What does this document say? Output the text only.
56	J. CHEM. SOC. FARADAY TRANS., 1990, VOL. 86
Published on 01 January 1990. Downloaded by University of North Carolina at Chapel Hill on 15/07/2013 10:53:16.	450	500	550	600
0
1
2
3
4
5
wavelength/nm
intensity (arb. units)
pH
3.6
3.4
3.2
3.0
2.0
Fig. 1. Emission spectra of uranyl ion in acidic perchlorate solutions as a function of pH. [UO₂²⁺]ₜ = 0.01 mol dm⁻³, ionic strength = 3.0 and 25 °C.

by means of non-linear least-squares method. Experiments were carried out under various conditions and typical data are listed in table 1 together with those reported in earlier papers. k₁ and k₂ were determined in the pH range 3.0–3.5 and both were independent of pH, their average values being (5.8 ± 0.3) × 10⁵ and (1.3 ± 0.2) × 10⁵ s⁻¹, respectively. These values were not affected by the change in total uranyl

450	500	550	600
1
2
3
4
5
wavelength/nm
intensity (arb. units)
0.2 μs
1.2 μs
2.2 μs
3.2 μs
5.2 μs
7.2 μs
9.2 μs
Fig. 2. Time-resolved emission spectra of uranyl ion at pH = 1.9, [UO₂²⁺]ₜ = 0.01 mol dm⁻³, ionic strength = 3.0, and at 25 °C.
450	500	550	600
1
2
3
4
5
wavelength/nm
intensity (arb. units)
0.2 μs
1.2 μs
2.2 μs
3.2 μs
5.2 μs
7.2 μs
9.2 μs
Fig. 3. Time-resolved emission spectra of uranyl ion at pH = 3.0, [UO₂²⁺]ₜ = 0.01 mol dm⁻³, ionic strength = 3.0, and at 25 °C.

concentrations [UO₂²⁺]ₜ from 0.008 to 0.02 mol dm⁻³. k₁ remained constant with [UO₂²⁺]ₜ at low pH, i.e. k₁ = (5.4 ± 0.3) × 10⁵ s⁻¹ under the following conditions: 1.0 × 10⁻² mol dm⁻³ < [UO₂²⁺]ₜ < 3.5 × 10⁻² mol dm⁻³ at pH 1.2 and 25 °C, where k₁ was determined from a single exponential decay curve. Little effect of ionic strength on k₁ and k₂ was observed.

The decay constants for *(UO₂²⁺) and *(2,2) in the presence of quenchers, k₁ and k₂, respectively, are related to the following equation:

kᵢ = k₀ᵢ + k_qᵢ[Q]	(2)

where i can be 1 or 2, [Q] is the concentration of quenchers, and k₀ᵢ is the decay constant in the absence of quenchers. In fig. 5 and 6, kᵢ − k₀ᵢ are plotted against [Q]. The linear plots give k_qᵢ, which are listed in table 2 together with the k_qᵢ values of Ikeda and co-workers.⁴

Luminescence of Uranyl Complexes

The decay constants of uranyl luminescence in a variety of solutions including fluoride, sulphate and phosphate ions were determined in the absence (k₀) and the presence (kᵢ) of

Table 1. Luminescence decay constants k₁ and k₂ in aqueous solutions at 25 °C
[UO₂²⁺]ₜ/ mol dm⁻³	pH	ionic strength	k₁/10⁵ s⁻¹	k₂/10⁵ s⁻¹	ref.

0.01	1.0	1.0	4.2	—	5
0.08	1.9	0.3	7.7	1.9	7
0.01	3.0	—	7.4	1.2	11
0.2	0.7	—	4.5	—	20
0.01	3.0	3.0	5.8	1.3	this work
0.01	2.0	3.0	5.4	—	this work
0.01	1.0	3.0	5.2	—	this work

....................

* Requirement:
Pull out all lines containing the word "resolved" from the entries above.

* Response to this task:
Fig. 2. Time-resolved emission spectra of uranyl ion at pH = 1.9, [UO₂²⁺]ₜ = 0.01 mol dm⁻³, ionic strength = 3.0, and at 25 °C.
Fig. 3. Time-resolved emission spectra of uranyl ion at pH = 3.0, [UO₂²⁺]ₜ = 0.01 mol dm⁻³, ionic strength = 3.0, and at 25 °C.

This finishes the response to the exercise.